A run of records:
/---

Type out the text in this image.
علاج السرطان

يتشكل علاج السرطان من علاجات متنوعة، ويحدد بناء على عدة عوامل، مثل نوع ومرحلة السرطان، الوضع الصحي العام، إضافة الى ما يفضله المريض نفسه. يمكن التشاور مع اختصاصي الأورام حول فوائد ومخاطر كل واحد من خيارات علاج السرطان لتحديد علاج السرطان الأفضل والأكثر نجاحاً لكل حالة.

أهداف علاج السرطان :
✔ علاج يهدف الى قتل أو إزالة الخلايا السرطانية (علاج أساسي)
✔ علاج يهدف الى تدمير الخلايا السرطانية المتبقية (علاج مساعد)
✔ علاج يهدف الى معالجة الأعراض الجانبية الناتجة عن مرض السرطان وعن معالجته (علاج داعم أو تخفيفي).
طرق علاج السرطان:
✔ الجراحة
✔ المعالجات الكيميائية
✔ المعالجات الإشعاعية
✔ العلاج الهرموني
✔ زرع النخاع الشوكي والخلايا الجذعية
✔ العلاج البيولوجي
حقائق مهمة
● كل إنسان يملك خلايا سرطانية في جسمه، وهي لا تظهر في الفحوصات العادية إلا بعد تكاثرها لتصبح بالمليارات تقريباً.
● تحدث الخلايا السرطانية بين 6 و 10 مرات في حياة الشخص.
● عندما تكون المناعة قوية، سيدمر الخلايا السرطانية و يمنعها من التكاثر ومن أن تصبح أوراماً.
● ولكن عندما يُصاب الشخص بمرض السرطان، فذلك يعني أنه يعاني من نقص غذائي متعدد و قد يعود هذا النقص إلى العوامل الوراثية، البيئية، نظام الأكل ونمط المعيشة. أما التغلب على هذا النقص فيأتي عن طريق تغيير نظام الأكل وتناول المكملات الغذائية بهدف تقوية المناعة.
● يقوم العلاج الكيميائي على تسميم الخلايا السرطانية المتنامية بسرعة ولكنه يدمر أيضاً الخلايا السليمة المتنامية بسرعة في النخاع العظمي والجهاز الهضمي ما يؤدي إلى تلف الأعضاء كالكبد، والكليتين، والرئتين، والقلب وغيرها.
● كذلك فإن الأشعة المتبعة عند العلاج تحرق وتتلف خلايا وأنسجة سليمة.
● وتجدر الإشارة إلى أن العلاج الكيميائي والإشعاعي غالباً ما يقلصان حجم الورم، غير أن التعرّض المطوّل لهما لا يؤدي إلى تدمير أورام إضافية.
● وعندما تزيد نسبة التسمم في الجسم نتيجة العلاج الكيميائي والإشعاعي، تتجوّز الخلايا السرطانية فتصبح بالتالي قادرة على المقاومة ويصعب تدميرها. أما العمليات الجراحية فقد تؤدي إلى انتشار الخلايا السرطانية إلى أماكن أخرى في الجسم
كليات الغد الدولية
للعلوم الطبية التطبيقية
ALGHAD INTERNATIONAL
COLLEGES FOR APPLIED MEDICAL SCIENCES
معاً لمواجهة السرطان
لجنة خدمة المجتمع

\---

Task to carry out:
Go through the listing above and pull out each line containing the word "المعالجات".

Result of this exercise:
✔ المعالجات الكيميائية
✔ المعالجات الإشعاعية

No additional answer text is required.